**WORK TO COMPLETE**
Report how many lines of the listing below include the word "Mojito". Give nothing but the number.

**DATA SHOWN**
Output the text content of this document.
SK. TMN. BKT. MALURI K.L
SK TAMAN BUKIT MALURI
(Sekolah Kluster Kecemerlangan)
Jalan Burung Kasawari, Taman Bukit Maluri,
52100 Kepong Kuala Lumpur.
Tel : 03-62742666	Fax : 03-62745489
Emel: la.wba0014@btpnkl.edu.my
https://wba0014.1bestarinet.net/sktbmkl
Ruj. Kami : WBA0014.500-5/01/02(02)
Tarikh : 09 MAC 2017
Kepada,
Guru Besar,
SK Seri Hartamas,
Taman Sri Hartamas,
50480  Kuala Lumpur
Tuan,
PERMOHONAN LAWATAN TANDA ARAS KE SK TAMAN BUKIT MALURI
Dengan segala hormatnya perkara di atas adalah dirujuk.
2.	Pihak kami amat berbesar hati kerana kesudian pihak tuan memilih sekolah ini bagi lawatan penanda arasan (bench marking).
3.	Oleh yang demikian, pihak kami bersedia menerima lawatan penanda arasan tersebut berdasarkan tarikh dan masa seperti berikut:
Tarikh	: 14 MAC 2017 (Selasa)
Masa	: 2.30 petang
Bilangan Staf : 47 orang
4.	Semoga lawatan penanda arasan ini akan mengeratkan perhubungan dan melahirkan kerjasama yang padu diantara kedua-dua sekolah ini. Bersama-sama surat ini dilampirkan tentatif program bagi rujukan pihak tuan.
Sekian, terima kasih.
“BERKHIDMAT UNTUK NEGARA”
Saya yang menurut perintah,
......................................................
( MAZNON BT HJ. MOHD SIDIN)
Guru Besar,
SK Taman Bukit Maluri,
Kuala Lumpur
==
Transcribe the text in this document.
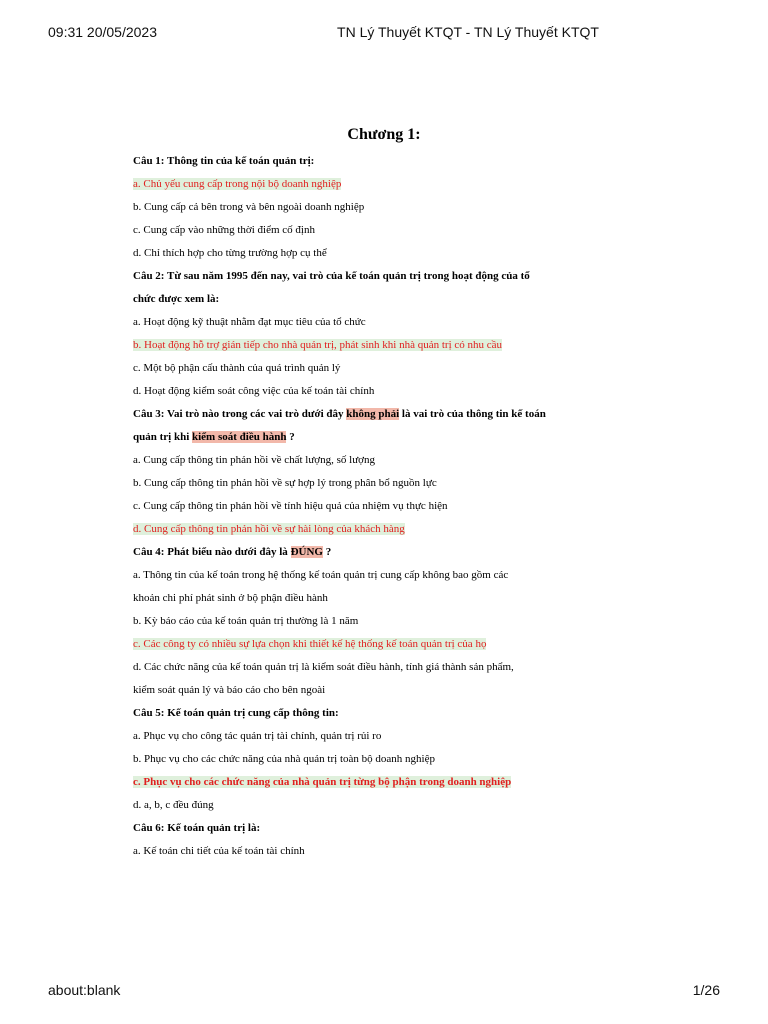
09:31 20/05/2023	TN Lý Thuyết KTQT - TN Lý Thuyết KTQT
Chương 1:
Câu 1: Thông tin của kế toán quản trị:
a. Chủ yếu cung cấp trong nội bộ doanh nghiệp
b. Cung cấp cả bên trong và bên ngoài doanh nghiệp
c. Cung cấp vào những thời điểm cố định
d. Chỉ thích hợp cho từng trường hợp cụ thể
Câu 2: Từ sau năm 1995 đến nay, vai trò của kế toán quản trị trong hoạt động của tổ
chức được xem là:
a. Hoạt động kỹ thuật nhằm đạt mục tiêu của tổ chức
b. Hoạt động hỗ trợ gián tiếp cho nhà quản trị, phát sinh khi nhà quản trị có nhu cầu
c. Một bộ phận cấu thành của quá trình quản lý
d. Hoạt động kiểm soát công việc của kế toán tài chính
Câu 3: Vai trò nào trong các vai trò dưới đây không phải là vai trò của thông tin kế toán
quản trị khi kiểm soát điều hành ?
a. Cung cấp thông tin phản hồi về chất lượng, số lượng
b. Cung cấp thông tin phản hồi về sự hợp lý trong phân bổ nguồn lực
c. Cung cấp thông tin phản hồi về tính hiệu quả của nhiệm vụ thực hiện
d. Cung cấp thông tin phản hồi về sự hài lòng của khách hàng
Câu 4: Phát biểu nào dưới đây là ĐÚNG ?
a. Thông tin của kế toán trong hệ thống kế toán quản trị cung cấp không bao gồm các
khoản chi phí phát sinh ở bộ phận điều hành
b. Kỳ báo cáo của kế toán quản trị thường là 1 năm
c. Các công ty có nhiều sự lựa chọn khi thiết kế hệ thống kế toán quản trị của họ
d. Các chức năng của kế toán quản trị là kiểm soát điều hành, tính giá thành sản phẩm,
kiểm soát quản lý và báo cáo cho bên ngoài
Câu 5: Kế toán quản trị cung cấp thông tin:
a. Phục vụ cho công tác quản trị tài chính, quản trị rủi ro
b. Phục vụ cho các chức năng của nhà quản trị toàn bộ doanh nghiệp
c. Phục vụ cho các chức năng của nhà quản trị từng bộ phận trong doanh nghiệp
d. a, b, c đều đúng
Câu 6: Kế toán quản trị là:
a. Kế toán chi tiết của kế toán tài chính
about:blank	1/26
--
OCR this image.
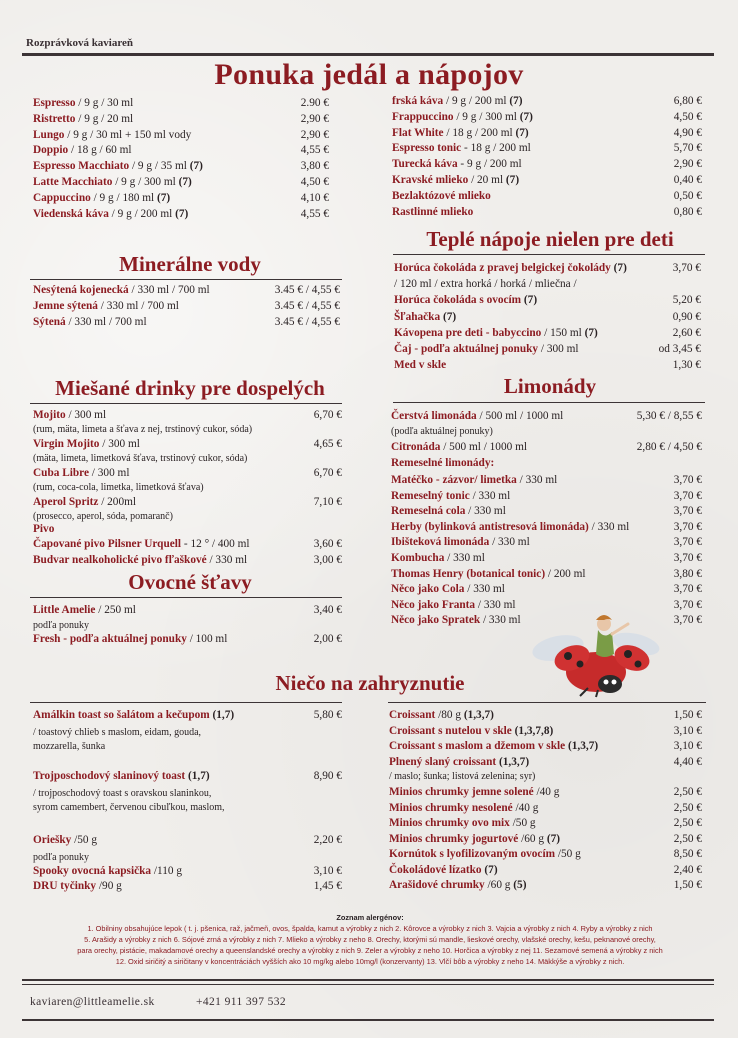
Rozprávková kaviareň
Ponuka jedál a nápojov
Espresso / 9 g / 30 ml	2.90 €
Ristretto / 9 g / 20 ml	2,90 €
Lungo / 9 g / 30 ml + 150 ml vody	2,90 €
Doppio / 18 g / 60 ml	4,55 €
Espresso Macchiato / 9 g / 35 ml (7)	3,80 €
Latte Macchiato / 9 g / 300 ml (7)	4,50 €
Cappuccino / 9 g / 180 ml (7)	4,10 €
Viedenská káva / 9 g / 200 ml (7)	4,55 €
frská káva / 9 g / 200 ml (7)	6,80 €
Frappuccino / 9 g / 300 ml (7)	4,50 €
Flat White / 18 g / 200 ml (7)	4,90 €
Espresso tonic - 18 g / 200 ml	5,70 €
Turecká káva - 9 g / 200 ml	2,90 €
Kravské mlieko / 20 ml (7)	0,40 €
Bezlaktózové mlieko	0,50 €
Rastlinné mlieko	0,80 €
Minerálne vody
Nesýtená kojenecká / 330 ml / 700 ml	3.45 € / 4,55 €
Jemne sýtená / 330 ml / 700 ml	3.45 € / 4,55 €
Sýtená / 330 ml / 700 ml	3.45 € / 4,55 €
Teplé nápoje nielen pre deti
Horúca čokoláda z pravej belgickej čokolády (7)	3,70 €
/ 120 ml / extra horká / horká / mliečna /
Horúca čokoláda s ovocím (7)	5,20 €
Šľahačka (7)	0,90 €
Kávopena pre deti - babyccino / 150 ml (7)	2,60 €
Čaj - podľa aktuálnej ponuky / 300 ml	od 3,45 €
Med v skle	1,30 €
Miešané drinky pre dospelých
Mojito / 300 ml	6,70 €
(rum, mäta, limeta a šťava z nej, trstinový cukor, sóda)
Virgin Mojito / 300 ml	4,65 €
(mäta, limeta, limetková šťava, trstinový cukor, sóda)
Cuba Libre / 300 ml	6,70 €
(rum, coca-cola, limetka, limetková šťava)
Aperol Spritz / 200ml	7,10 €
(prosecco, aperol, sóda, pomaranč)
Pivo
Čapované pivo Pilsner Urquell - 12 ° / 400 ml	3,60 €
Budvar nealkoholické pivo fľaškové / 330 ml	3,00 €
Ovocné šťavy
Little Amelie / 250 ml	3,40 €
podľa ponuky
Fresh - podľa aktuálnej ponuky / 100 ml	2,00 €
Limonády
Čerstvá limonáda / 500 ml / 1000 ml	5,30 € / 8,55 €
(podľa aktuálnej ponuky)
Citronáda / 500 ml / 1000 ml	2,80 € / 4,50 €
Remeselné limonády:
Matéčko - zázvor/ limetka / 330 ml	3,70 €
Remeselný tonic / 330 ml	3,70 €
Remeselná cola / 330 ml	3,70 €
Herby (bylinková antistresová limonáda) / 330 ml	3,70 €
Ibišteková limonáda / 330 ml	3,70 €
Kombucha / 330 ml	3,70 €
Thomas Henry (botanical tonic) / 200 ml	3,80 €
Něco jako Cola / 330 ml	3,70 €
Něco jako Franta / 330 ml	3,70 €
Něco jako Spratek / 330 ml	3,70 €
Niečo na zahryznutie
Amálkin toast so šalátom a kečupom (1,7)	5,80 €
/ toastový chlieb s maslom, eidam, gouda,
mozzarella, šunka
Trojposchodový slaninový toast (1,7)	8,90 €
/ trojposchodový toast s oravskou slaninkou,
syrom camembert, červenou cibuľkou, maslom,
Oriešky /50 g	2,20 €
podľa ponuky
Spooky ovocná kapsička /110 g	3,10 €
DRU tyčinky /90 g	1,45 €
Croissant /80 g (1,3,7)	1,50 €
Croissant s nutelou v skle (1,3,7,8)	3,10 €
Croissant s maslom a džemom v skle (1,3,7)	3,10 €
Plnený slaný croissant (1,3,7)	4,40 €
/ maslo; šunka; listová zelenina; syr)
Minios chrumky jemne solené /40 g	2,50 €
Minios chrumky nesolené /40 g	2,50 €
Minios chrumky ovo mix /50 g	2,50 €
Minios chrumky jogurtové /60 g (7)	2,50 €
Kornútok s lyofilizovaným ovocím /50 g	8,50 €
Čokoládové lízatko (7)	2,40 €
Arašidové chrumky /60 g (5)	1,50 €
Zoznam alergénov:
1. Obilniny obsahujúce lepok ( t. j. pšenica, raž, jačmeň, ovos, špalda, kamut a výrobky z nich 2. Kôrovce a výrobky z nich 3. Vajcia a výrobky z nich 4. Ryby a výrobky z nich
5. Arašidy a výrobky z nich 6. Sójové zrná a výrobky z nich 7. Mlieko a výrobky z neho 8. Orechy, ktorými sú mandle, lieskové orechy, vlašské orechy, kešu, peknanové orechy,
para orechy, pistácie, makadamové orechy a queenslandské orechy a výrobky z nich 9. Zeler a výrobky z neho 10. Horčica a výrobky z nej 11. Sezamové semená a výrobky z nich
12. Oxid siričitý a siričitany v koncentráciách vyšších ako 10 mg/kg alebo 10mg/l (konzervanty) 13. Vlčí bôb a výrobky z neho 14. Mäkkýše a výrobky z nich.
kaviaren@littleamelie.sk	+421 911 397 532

**ANSWER TO THIS EXERCISE**
2